**Short problem**
Pictures do not belong in the copy, so please give every entry below again exactly.

**Exercise materials**
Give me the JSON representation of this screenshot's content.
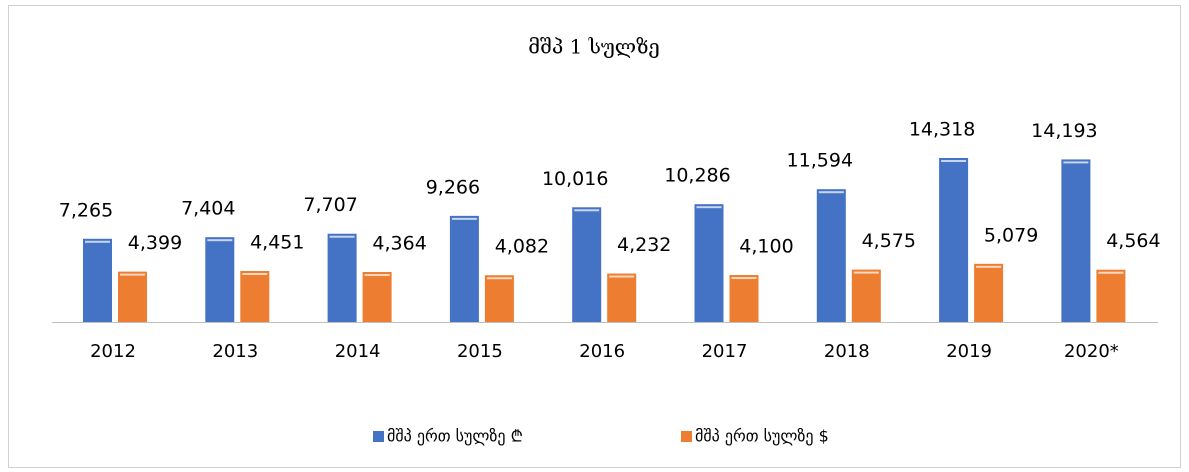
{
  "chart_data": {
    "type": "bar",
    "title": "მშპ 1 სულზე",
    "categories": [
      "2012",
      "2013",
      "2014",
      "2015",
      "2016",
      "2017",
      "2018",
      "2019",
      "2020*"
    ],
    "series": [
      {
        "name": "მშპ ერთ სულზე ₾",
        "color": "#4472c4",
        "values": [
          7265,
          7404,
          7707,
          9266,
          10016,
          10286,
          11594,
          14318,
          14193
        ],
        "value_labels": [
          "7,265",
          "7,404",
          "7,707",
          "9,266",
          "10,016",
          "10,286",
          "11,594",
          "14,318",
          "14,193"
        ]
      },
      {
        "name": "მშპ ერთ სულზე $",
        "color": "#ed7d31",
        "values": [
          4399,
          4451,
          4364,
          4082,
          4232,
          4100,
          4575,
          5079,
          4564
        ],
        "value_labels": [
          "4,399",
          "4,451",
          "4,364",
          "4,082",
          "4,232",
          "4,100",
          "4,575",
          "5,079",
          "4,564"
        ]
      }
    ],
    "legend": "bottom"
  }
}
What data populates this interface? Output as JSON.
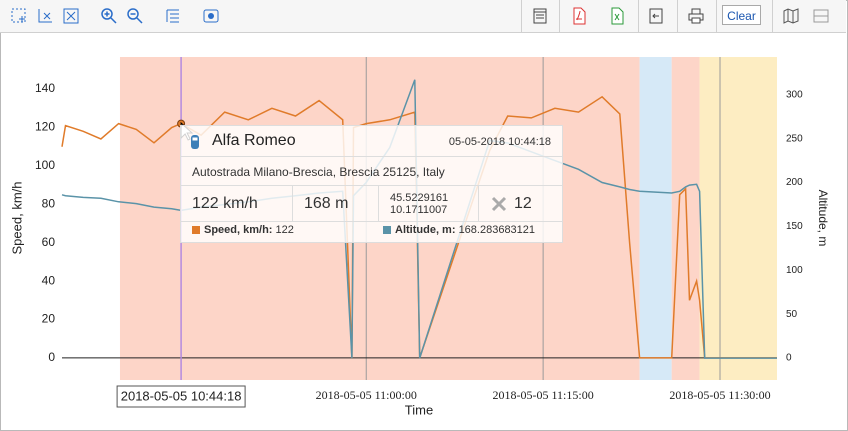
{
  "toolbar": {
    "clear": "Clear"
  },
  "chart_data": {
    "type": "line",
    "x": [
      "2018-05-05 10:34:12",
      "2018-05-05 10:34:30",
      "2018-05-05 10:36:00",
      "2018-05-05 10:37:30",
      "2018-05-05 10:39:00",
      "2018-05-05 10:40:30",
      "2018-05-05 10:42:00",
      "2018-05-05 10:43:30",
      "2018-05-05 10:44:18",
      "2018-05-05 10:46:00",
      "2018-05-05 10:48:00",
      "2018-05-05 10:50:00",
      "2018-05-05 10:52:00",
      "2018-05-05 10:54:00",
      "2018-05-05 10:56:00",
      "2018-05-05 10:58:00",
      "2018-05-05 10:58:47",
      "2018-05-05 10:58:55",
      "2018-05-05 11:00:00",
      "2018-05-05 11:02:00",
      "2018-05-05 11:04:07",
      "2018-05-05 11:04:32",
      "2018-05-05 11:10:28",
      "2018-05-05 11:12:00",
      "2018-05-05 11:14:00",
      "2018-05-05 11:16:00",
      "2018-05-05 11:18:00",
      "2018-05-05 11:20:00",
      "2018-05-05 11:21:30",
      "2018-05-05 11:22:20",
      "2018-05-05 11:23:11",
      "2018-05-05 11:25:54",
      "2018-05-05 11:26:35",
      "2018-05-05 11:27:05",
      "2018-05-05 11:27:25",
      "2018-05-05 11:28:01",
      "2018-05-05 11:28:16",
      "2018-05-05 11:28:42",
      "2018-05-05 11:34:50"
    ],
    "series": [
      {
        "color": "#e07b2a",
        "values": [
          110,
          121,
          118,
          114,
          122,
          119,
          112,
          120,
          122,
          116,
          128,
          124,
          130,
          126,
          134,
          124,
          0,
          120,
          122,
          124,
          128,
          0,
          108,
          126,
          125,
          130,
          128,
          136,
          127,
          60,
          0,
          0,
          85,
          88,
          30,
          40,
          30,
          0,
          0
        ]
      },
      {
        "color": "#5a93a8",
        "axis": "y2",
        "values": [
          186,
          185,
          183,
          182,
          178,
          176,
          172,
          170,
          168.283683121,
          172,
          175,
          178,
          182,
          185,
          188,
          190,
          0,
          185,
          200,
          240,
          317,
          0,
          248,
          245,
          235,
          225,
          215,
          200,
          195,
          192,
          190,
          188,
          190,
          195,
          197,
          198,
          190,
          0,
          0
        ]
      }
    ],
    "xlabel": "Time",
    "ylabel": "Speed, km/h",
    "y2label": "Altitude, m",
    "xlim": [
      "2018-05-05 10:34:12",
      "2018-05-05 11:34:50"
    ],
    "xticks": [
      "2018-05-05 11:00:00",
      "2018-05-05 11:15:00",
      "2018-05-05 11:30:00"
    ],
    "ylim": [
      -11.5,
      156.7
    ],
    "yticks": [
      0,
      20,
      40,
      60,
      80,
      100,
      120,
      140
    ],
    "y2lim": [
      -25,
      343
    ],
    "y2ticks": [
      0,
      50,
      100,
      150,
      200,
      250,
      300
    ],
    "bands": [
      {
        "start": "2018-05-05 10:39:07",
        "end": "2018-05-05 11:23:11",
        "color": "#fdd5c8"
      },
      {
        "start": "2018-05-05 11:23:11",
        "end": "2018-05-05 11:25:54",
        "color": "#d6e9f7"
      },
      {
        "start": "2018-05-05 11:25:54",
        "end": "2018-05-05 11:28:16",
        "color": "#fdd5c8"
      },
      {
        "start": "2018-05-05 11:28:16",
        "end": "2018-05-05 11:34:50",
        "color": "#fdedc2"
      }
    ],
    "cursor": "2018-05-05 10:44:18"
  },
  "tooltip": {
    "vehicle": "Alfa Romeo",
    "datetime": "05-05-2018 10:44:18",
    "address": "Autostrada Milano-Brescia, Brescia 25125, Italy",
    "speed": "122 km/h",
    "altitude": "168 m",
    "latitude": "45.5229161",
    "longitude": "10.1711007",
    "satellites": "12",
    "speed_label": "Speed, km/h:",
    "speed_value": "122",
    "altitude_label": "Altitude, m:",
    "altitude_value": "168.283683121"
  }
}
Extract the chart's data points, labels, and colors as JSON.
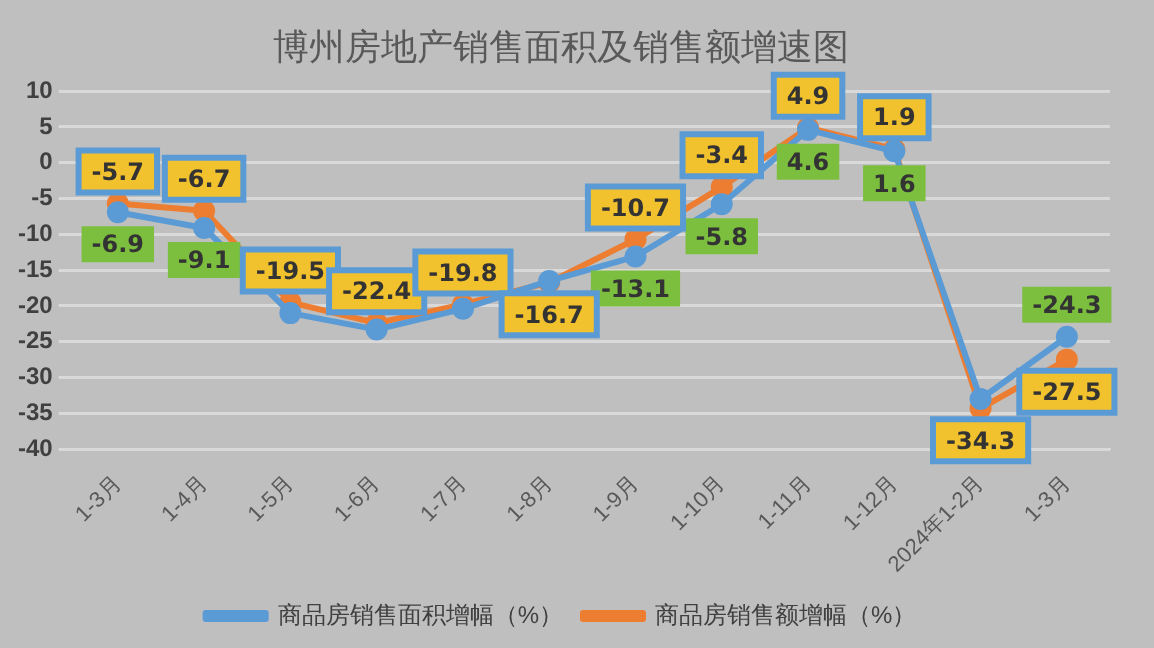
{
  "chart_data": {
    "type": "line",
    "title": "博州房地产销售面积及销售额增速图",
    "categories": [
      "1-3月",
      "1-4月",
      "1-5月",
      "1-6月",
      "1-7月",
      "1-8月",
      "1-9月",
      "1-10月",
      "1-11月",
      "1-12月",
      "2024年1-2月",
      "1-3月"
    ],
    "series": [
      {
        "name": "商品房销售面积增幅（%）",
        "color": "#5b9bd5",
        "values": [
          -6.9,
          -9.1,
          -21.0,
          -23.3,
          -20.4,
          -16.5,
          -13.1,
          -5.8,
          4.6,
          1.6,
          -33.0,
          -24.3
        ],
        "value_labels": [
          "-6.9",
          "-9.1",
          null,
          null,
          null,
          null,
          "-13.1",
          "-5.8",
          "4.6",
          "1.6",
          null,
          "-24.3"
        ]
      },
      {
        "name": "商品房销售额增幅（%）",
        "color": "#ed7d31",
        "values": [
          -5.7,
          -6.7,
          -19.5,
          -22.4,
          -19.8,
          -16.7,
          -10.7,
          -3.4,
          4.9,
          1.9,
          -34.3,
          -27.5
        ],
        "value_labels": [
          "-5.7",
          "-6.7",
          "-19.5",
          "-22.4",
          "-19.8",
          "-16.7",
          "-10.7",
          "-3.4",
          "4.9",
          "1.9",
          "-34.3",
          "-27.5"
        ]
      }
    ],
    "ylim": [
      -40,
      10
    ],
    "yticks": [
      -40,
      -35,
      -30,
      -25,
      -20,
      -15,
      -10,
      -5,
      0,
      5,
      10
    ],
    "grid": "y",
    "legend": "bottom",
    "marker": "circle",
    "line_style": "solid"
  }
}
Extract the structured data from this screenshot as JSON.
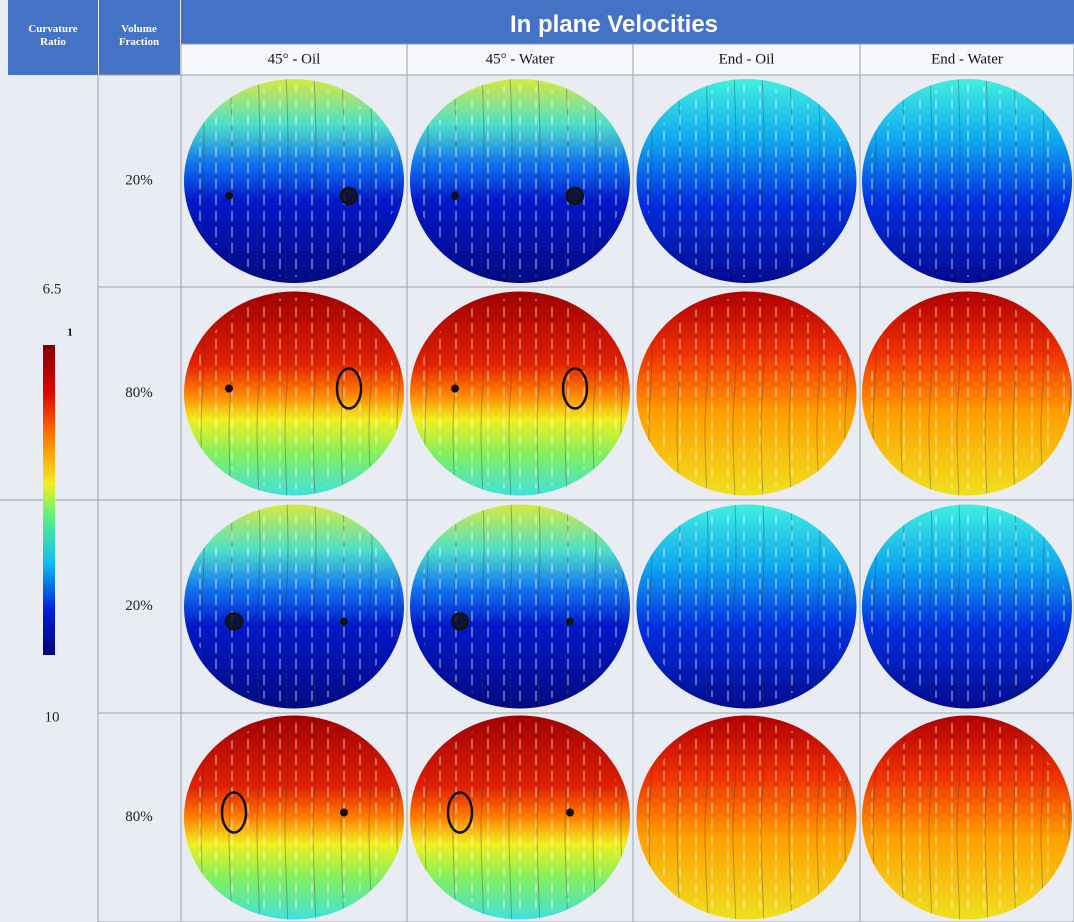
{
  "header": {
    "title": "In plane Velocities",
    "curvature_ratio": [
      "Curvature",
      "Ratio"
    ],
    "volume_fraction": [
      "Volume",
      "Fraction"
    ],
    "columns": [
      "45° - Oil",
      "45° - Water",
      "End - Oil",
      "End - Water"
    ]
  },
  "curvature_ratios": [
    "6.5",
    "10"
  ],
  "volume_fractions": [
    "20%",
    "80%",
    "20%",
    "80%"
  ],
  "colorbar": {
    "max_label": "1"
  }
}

**Task answer**
Give me the JSON representation of this screenshot's content.
{
  "chart_data": {
    "type": "bar",
    "title": "მშპ 1 სულზე",
    "categories": [
      "2012",
      "2013",
      "2014",
      "2015",
      "2016",
      "2017",
      "2018",
      "2019",
      "2020*"
    ],
    "series": [
      {
        "name": "მშპ ერთ სულზე ₾",
        "color": "#4472c4",
        "values": [
          7265,
          7404,
          7707,
          9266,
          10016,
          10286,
          11594,
          14318,
          14193
        ],
        "value_labels": [
          "7,265",
          "7,404",
          "7,707",
          "9,266",
          "10,016",
          "10,286",
          "11,594",
          "14,318",
          "14,193"
        ]
      },
      {
        "name": "მშპ ერთ სულზე $",
        "color": "#ed7d31",
        "values": [
          4399,
          4451,
          4364,
          4082,
          4232,
          4100,
          4575,
          5079,
          4564
        ],
        "value_labels": [
          "4,399",
          "4,451",
          "4,364",
          "4,082",
          "4,232",
          "4,100",
          "4,575",
          "5,079",
          "4,564"
        ]
      }
    ],
    "legend": "bottom"
  }
}
What data populates this interface? Output as JSON.
{
  "toolbar": {
    "clear": "Clear"
  },
  "chart_data": {
    "type": "line",
    "x": [
      "2018-05-05 10:34:12",
      "2018-05-05 10:34:30",
      "2018-05-05 10:36:00",
      "2018-05-05 10:37:30",
      "2018-05-05 10:39:00",
      "2018-05-05 10:40:30",
      "2018-05-05 10:42:00",
      "2018-05-05 10:43:30",
      "2018-05-05 10:44:18",
      "2018-05-05 10:46:00",
      "2018-05-05 10:48:00",
      "2018-05-05 10:50:00",
      "2018-05-05 10:52:00",
      "2018-05-05 10:54:00",
      "2018-05-05 10:56:00",
      "2018-05-05 10:58:00",
      "2018-05-05 10:58:47",
      "2018-05-05 10:58:55",
      "2018-05-05 11:00:00",
      "2018-05-05 11:02:00",
      "2018-05-05 11:04:07",
      "2018-05-05 11:04:32",
      "2018-05-05 11:10:28",
      "2018-05-05 11:12:00",
      "2018-05-05 11:14:00",
      "2018-05-05 11:16:00",
      "2018-05-05 11:18:00",
      "2018-05-05 11:20:00",
      "2018-05-05 11:21:30",
      "2018-05-05 11:22:20",
      "2018-05-05 11:23:11",
      "2018-05-05 11:25:54",
      "2018-05-05 11:26:35",
      "2018-05-05 11:27:05",
      "2018-05-05 11:27:25",
      "2018-05-05 11:28:01",
      "2018-05-05 11:28:16",
      "2018-05-05 11:28:42",
      "2018-05-05 11:34:50"
    ],
    "series": [
      {
        "color": "#e07b2a",
        "values": [
          110,
          121,
          118,
          114,
          122,
          119,
          112,
          120,
          122,
          116,
          128,
          124,
          130,
          126,
          134,
          124,
          0,
          120,
          122,
          124,
          128,
          0,
          108,
          126,
          125,
          130,
          128,
          136,
          127,
          60,
          0,
          0,
          85,
          88,
          30,
          40,
          30,
          0,
          0
        ]
      },
      {
        "color": "#5a93a8",
        "axis": "y2",
        "values": [
          186,
          185,
          183,
          182,
          178,
          176,
          172,
          170,
          168.283683121,
          172,
          175,
          178,
          182,
          185,
          188,
          190,
          0,
          185,
          200,
          240,
          317,
          0,
          248,
          245,
          235,
          225,
          215,
          200,
          195,
          192,
          190,
          188,
          190,
          195,
          197,
          198,
          190,
          0,
          0
        ]
      }
    ],
    "xlabel": "Time",
    "ylabel": "Speed, km/h",
    "y2label": "Altitude, m",
    "xlim": [
      "2018-05-05 10:34:12",
      "2018-05-05 11:34:50"
    ],
    "xticks": [
      "2018-05-05 11:00:00",
      "2018-05-05 11:15:00",
      "2018-05-05 11:30:00"
    ],
    "ylim": [
      -11.5,
      156.7
    ],
    "yticks": [
      0,
      20,
      40,
      60,
      80,
      100,
      120,
      140
    ],
    "y2lim": [
      -25,
      343
    ],
    "y2ticks": [
      0,
      50,
      100,
      150,
      200,
      250,
      300
    ],
    "bands": [
      {
        "start": "2018-05-05 10:39:07",
        "end": "2018-05-05 11:23:11",
        "color": "#fdd5c8"
      },
      {
        "start": "2018-05-05 11:23:11",
        "end": "2018-05-05 11:25:54",
        "color": "#d6e9f7"
      },
      {
        "start": "2018-05-05 11:25:54",
        "end": "2018-05-05 11:28:16",
        "color": "#fdd5c8"
      },
      {
        "start": "2018-05-05 11:28:16",
        "end": "2018-05-05 11:34:50",
        "color": "#fdedc2"
      }
    ],
    "cursor": "2018-05-05 10:44:18"
  },
  "tooltip": {
    "vehicle": "Alfa Romeo",
    "datetime": "05-05-2018 10:44:18",
    "address": "Autostrada Milano-Brescia, Brescia 25125, Italy",
    "speed": "122 km/h",
    "altitude": "168 m",
    "latitude": "45.5229161",
    "longitude": "10.1711007",
    "satellites": "12",
    "speed_label": "Speed, km/h:",
    "speed_value": "122",
    "altitude_label": "Altitude, m:",
    "altitude_value": "168.283683121"
  }
}
Extract the chart's data points, labels, and colors as JSON.
{
  "chart_data": {
    "type": "line",
    "title": "博州房地产销售面积及销售额增速图",
    "categories": [
      "1-3月",
      "1-4月",
      "1-5月",
      "1-6月",
      "1-7月",
      "1-8月",
      "1-9月",
      "1-10月",
      "1-11月",
      "1-12月",
      "2024年1-2月",
      "1-3月"
    ],
    "series": [
      {
        "name": "商品房销售面积增幅（%）",
        "color": "#5b9bd5",
        "values": [
          -6.9,
          -9.1,
          -21.0,
          -23.3,
          -20.4,
          -16.5,
          -13.1,
          -5.8,
          4.6,
          1.6,
          -33.0,
          -24.3
        ],
        "value_labels": [
          "-6.9",
          "-9.1",
          null,
          null,
          null,
          null,
          "-13.1",
          "-5.8",
          "4.6",
          "1.6",
          null,
          "-24.3"
        ]
      },
      {
        "name": "商品房销售额增幅（%）",
        "color": "#ed7d31",
        "values": [
          -5.7,
          -6.7,
          -19.5,
          -22.4,
          -19.8,
          -16.7,
          -10.7,
          -3.4,
          4.9,
          1.9,
          -34.3,
          -27.5
        ],
        "value_labels": [
          "-5.7",
          "-6.7",
          "-19.5",
          "-22.4",
          "-19.8",
          "-16.7",
          "-10.7",
          "-3.4",
          "4.9",
          "1.9",
          "-34.3",
          "-27.5"
        ]
      }
    ],
    "ylim": [
      -40,
      10
    ],
    "yticks": [
      -40,
      -35,
      -30,
      -25,
      -20,
      -15,
      -10,
      -5,
      0,
      5,
      10
    ],
    "grid": "y",
    "legend": "bottom",
    "marker": "circle",
    "line_style": "solid"
  }
}
Extract the structured data from this screenshot as JSON.
{
  "header": {
    "title": "In plane Velocities",
    "curvature_ratio": [
      "Curvature",
      "Ratio"
    ],
    "volume_fraction": [
      "Volume",
      "Fraction"
    ],
    "columns": [
      "45° - Oil",
      "45° - Water",
      "End - Oil",
      "End - Water"
    ]
  },
  "curvature_ratios": [
    "6.5",
    "10"
  ],
  "volume_fractions": [
    "20%",
    "80%",
    "20%",
    "80%"
  ],
  "colorbar": {
    "max_label": "1"
  }
}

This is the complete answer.